* Start *

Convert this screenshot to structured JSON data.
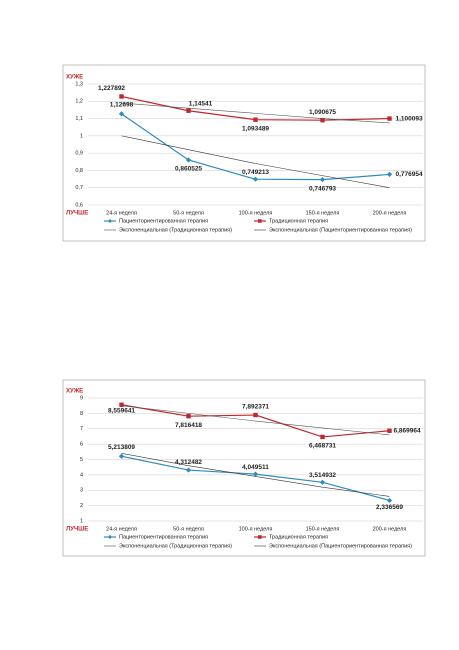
{
  "chart_data": [
    {
      "type": "line",
      "y_top_label": "ХУЖЕ",
      "y_bottom_label": "ЛУЧШЕ",
      "categories": [
        "24-я неделя",
        "50-я неделя",
        "100-я неделя",
        "150-я неделя",
        "200-я неделя"
      ],
      "ylim": [
        0.6,
        1.3
      ],
      "yticks": [
        {
          "value": 0.6,
          "label": "0,6"
        },
        {
          "value": 0.7,
          "label": "0,7"
        },
        {
          "value": 0.8,
          "label": "0,8"
        },
        {
          "value": 0.9,
          "label": "0,9"
        },
        1,
        {
          "value": 1.1,
          "label": "1,1"
        },
        {
          "value": 1.2,
          "label": "1,2"
        },
        {
          "value": 1.3,
          "label": "1,3"
        }
      ],
      "grid": true,
      "series": [
        {
          "name": "Пациенториентированная терапия",
          "color": "#2e8bc0",
          "marker": "diamond",
          "values": [
            1.12698,
            0.860525,
            0.749213,
            0.746793,
            0.776954
          ],
          "value_labels": [
            "1,12698",
            "0,860525",
            "0,749213",
            "0,746793",
            "0,776954"
          ]
        },
        {
          "name": "Традиционная терапия",
          "color": "#c0282d",
          "marker": "square",
          "values": [
            1.227892,
            1.14541,
            1.093489,
            1.090675,
            1.100093
          ],
          "value_labels": [
            "1,227892",
            "1,14541",
            "1,093489",
            "1,090675",
            "1,100093"
          ]
        },
        {
          "name": "Экспоненциальная (Традиционная терапия)",
          "color": "#555555",
          "marker": "none",
          "values": [
            1.19,
            1.16,
            1.13,
            1.1,
            1.075
          ]
        },
        {
          "name": "Экспоненциальная (Пациенториентированная терапия)",
          "color": "#333333",
          "marker": "none",
          "values": [
            1.0,
            0.92,
            0.84,
            0.77,
            0.7
          ]
        }
      ]
    },
    {
      "type": "line",
      "y_top_label": "ХУЖЕ",
      "y_bottom_label": "ЛУЧШЕ",
      "categories": [
        "24-я неделя",
        "50-я неделя",
        "100-я неделя",
        "150-я неделя",
        "200-я неделя"
      ],
      "ylim": [
        1,
        9
      ],
      "yticks": [
        1,
        2,
        3,
        4,
        5,
        6,
        7,
        8,
        9
      ],
      "grid": true,
      "series": [
        {
          "name": "Пациенториентированная терапия",
          "color": "#2e8bc0",
          "marker": "diamond",
          "values": [
            5.213809,
            4.312482,
            4.049511,
            3.514932,
            2.336569
          ],
          "value_labels": [
            "5,213809",
            "4,312482",
            "4,049511",
            "3,514932",
            "2,336569"
          ]
        },
        {
          "name": "Традиционная терапия",
          "color": "#c0282d",
          "marker": "square",
          "values": [
            8.559641,
            7.816418,
            7.892371,
            6.468731,
            6.869964
          ],
          "value_labels": [
            "8,559641",
            "7,816418",
            "7,892371",
            "6,468731",
            "6,869964"
          ]
        },
        {
          "name": "Экспоненциальная (Традиционная терапия)",
          "color": "#555555",
          "marker": "none",
          "values": [
            8.5,
            8.0,
            7.5,
            7.05,
            6.6
          ]
        },
        {
          "name": "Экспоненциальная (Пациенториентированная терапия)",
          "color": "#333333",
          "marker": "none",
          "values": [
            5.4,
            4.6,
            3.9,
            3.2,
            2.6
          ]
        }
      ]
    }
  ]
}
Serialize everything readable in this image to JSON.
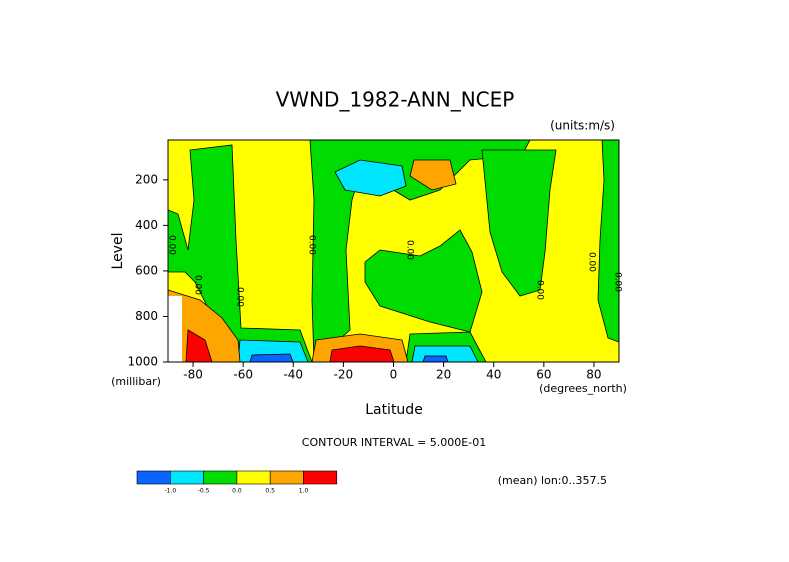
{
  "chart_data": {
    "type": "contour",
    "title": "VWND_1982-ANN_NCEP",
    "units": "(units:m/s)",
    "x_label": "Latitude",
    "x_unit": "(degrees_north)",
    "y_label": "Level",
    "y_unit": "(millibar)",
    "xlim": [
      -90,
      90
    ],
    "xticks": [
      -80,
      -60,
      -40,
      -20,
      0,
      20,
      40,
      60,
      80
    ],
    "ylim": [
      1000,
      25
    ],
    "yticks": [
      200,
      400,
      600,
      800,
      1000
    ],
    "contour_interval": "CONTOUR INTERVAL = 5.000E-01",
    "footnote": "(mean) lon:0..357.5",
    "contour_labels": [
      "0.00",
      "0.00",
      "0.00",
      "0.00",
      "0.00",
      "0.00",
      "0.00",
      "0.00"
    ],
    "colorbar": {
      "colors": [
        "#0a64ff",
        "#00e6ff",
        "#00dc00",
        "#ffff00",
        "#ffa500",
        "#ff0000"
      ],
      "levels": [
        {
          "value": -1,
          "label": "-1.0"
        },
        {
          "value": -0.5,
          "label": "-0.5"
        },
        {
          "value": 0,
          "label": "0.0"
        },
        {
          "value": 0.5,
          "label": "0.5"
        },
        {
          "value": 1,
          "label": "1.0"
        }
      ]
    }
  }
}
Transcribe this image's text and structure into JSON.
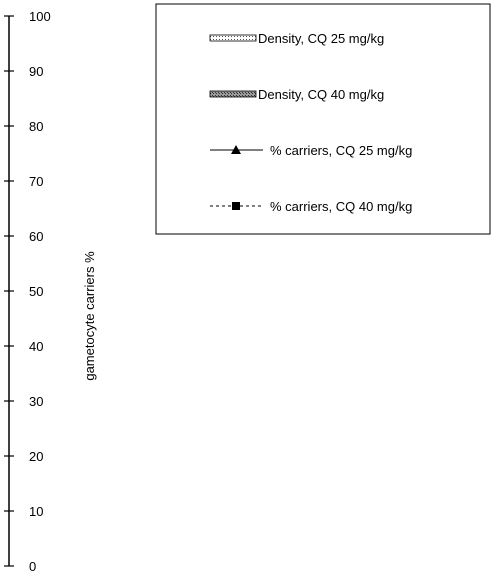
{
  "chart_data": {
    "type": "bar",
    "title": "",
    "y_axis": {
      "label": "gametocyte carriers %",
      "ylim": [
        0,
        100
      ],
      "ticks": [
        0,
        10,
        20,
        30,
        40,
        50,
        60,
        70,
        80,
        90,
        100
      ],
      "tick_labels": [
        "0",
        "10",
        "20",
        "30",
        "40",
        "50",
        "60",
        "70",
        "80",
        "90",
        "100"
      ]
    },
    "legend": {
      "placement": "top-right",
      "entries": [
        {
          "label": "Density, CQ 25 mg/kg",
          "kind": "bar",
          "pattern": "dotted"
        },
        {
          "label": "Density, CQ 40 mg/kg",
          "kind": "bar",
          "pattern": "crosshatch"
        },
        {
          "label": "% carriers, CQ 25 mg/kg",
          "kind": "line",
          "marker": "triangle",
          "dash": "solid"
        },
        {
          "label": "% carriers, CQ 40 mg/kg",
          "kind": "line",
          "marker": "square",
          "dash": "dashed"
        }
      ]
    },
    "series": []
  }
}
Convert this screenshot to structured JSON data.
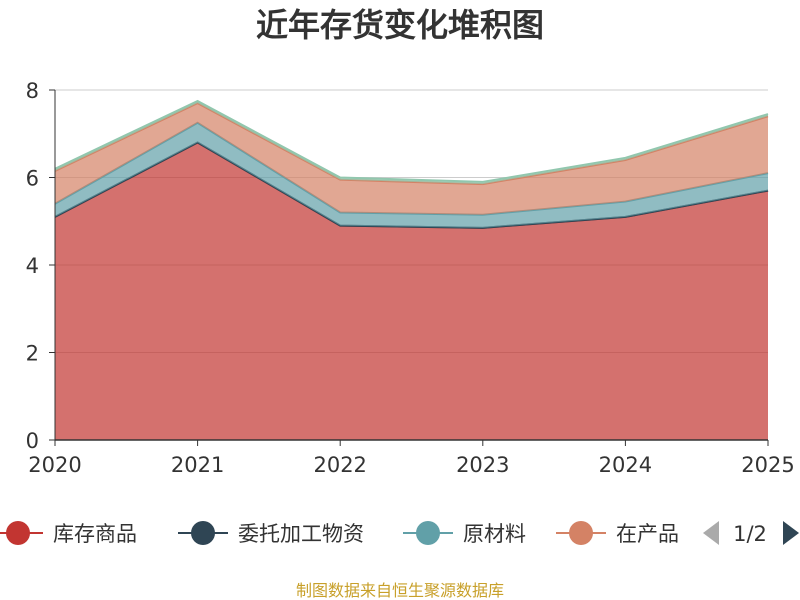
{
  "chart_data": {
    "type": "area",
    "stacked": true,
    "title": "近年存货变化堆积图",
    "categories": [
      "2020",
      "2021",
      "2022",
      "2023",
      "2024",
      "2025"
    ],
    "ylim": [
      0,
      8
    ],
    "yticks": [
      0,
      2,
      4,
      6,
      8
    ],
    "grid": true,
    "series": [
      {
        "name": "库存商品",
        "color": "#c23531",
        "values": [
          5.1,
          6.8,
          4.9,
          4.85,
          5.1,
          5.7
        ]
      },
      {
        "name": "委托加工物资",
        "color": "#2f4554",
        "values": [
          0.0,
          0.0,
          0.0,
          0.0,
          0.0,
          0.0
        ]
      },
      {
        "name": "原材料",
        "color": "#61a0a8",
        "values": [
          0.3,
          0.45,
          0.3,
          0.3,
          0.35,
          0.4
        ]
      },
      {
        "name": "在产品",
        "color": "#d48265",
        "values": [
          0.75,
          0.45,
          0.75,
          0.7,
          0.95,
          1.3
        ]
      },
      {
        "name": "",
        "color": "#91c7ae",
        "values": [
          0.05,
          0.05,
          0.05,
          0.05,
          0.05,
          0.05
        ]
      }
    ],
    "legend": {
      "position": "bottom",
      "items": [
        "库存商品",
        "委托加工物资",
        "原材料",
        "在产品"
      ],
      "page": "1/2"
    }
  },
  "source_note": "制图数据来自恒生聚源数据库"
}
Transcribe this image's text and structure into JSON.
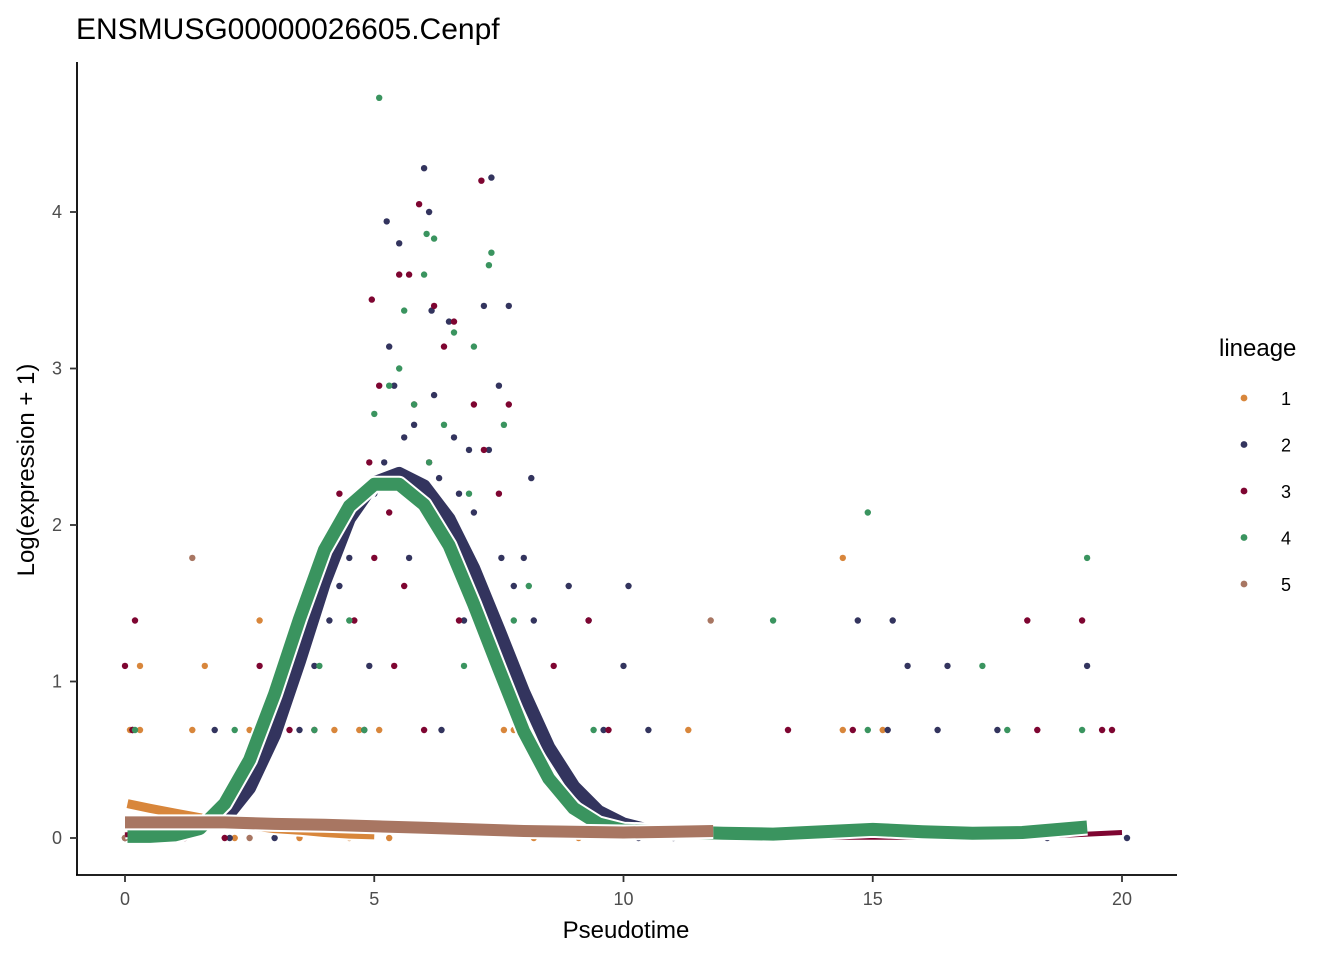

* End *

[Aim]: Go through the entries above and output them exactly, without pictures.

[Answer to the problem]:
Convert this screenshot to structured JSON data.
{
  "chart_data": [
    {
      "type": "line",
      "y_top_label": "ХУЖЕ",
      "y_bottom_label": "ЛУЧШЕ",
      "categories": [
        "24-я неделя",
        "50-я неделя",
        "100-я неделя",
        "150-я неделя",
        "200-я неделя"
      ],
      "ylim": [
        0.6,
        1.3
      ],
      "yticks": [
        {
          "value": 0.6,
          "label": "0,6"
        },
        {
          "value": 0.7,
          "label": "0,7"
        },
        {
          "value": 0.8,
          "label": "0,8"
        },
        {
          "value": 0.9,
          "label": "0,9"
        },
        1,
        {
          "value": 1.1,
          "label": "1,1"
        },
        {
          "value": 1.2,
          "label": "1,2"
        },
        {
          "value": 1.3,
          "label": "1,3"
        }
      ],
      "grid": true,
      "series": [
        {
          "name": "Пациенториентированная терапия",
          "color": "#2e8bc0",
          "marker": "diamond",
          "values": [
            1.12698,
            0.860525,
            0.749213,
            0.746793,
            0.776954
          ],
          "value_labels": [
            "1,12698",
            "0,860525",
            "0,749213",
            "0,746793",
            "0,776954"
          ]
        },
        {
          "name": "Традиционная терапия",
          "color": "#c0282d",
          "marker": "square",
          "values": [
            1.227892,
            1.14541,
            1.093489,
            1.090675,
            1.100093
          ],
          "value_labels": [
            "1,227892",
            "1,14541",
            "1,093489",
            "1,090675",
            "1,100093"
          ]
        },
        {
          "name": "Экспоненциальная (Традиционная терапия)",
          "color": "#555555",
          "marker": "none",
          "values": [
            1.19,
            1.16,
            1.13,
            1.1,
            1.075
          ]
        },
        {
          "name": "Экспоненциальная (Пациенториентированная терапия)",
          "color": "#333333",
          "marker": "none",
          "values": [
            1.0,
            0.92,
            0.84,
            0.77,
            0.7
          ]
        }
      ]
    },
    {
      "type": "line",
      "y_top_label": "ХУЖЕ",
      "y_bottom_label": "ЛУЧШЕ",
      "categories": [
        "24-я неделя",
        "50-я неделя",
        "100-я неделя",
        "150-я неделя",
        "200-я неделя"
      ],
      "ylim": [
        1,
        9
      ],
      "yticks": [
        1,
        2,
        3,
        4,
        5,
        6,
        7,
        8,
        9
      ],
      "grid": true,
      "series": [
        {
          "name": "Пациенториентированная терапия",
          "color": "#2e8bc0",
          "marker": "diamond",
          "values": [
            5.213809,
            4.312482,
            4.049511,
            3.514932,
            2.336569
          ],
          "value_labels": [
            "5,213809",
            "4,312482",
            "4,049511",
            "3,514932",
            "2,336569"
          ]
        },
        {
          "name": "Традиционная терапия",
          "color": "#c0282d",
          "marker": "square",
          "values": [
            8.559641,
            7.816418,
            7.892371,
            6.468731,
            6.869964
          ],
          "value_labels": [
            "8,559641",
            "7,816418",
            "7,892371",
            "6,468731",
            "6,869964"
          ]
        },
        {
          "name": "Экспоненциальная (Традиционная терапия)",
          "color": "#555555",
          "marker": "none",
          "values": [
            8.5,
            8.0,
            7.5,
            7.05,
            6.6
          ]
        },
        {
          "name": "Экспоненциальная (Пациенториентированная терапия)",
          "color": "#333333",
          "marker": "none",
          "values": [
            5.4,
            4.6,
            3.9,
            3.2,
            2.6
          ]
        }
      ]
    }
  ]
}
Serialize everything readable in this image to JSON.
{
  "chart_data": {
    "type": "contour",
    "title": "VWND_1982-ANN_NCEP",
    "units": "(units:m/s)",
    "x_label": "Latitude",
    "x_unit": "(degrees_north)",
    "y_label": "Level",
    "y_unit": "(millibar)",
    "xlim": [
      -90,
      90
    ],
    "xticks": [
      -80,
      -60,
      -40,
      -20,
      0,
      20,
      40,
      60,
      80
    ],
    "ylim": [
      1000,
      25
    ],
    "yticks": [
      200,
      400,
      600,
      800,
      1000
    ],
    "contour_interval": "CONTOUR INTERVAL = 5.000E-01",
    "footnote": "(mean) lon:0..357.5",
    "contour_labels": [
      "0.00",
      "0.00",
      "0.00",
      "0.00",
      "0.00",
      "0.00",
      "0.00",
      "0.00"
    ],
    "colorbar": {
      "colors": [
        "#0a64ff",
        "#00e6ff",
        "#00dc00",
        "#ffff00",
        "#ffa500",
        "#ff0000"
      ],
      "levels": [
        {
          "value": -1,
          "label": "-1.0"
        },
        {
          "value": -0.5,
          "label": "-0.5"
        },
        {
          "value": 0,
          "label": "0.0"
        },
        {
          "value": 0.5,
          "label": "0.5"
        },
        {
          "value": 1,
          "label": "1.0"
        }
      ]
    }
  }
}
Transcribe this image's text and structure into JSON.
{
  "chart_data": {
    "type": "bar",
    "title": "",
    "y_axis": {
      "label": "gametocyte carriers %",
      "ylim": [
        0,
        100
      ],
      "ticks": [
        0,
        10,
        20,
        30,
        40,
        50,
        60,
        70,
        80,
        90,
        100
      ],
      "tick_labels": [
        "0",
        "10",
        "20",
        "30",
        "40",
        "50",
        "60",
        "70",
        "80",
        "90",
        "100"
      ]
    },
    "legend": {
      "placement": "top-right",
      "entries": [
        {
          "label": "Density, CQ 25 mg/kg",
          "kind": "bar",
          "pattern": "dotted"
        },
        {
          "label": "Density, CQ 40 mg/kg",
          "kind": "bar",
          "pattern": "crosshatch"
        },
        {
          "label": "% carriers, CQ 25 mg/kg",
          "kind": "line",
          "marker": "triangle",
          "dash": "solid"
        },
        {
          "label": "% carriers, CQ 40 mg/kg",
          "kind": "line",
          "marker": "square",
          "dash": "dashed"
        }
      ]
    },
    "series": []
  }
}
Convert this screenshot to structured JSON data.
{
  "chart_data": {
    "type": "area",
    "stacked": true,
    "title": "近年存货变化堆积图",
    "categories": [
      "2020",
      "2021",
      "2022",
      "2023",
      "2024",
      "2025"
    ],
    "ylim": [
      0,
      8
    ],
    "yticks": [
      0,
      2,
      4,
      6,
      8
    ],
    "grid": true,
    "series": [
      {
        "name": "库存商品",
        "color": "#c23531",
        "values": [
          5.1,
          6.8,
          4.9,
          4.85,
          5.1,
          5.7
        ]
      },
      {
        "name": "委托加工物资",
        "color": "#2f4554",
        "values": [
          0.0,
          0.0,
          0.0,
          0.0,
          0.0,
          0.0
        ]
      },
      {
        "name": "原材料",
        "color": "#61a0a8",
        "values": [
          0.3,
          0.45,
          0.3,
          0.3,
          0.35,
          0.4
        ]
      },
      {
        "name": "在产品",
        "color": "#d48265",
        "values": [
          0.75,
          0.45,
          0.75,
          0.7,
          0.95,
          1.3
        ]
      },
      {
        "name": "",
        "color": "#91c7ae",
        "values": [
          0.05,
          0.05,
          0.05,
          0.05,
          0.05,
          0.05
        ]
      }
    ],
    "legend": {
      "position": "bottom",
      "items": [
        "库存商品",
        "委托加工物资",
        "原材料",
        "在产品"
      ],
      "page": "1/2"
    }
  },
  "source_note": "制图数据来自恒生聚源数据库"
}
Transcribe this image's text and structure into JSON.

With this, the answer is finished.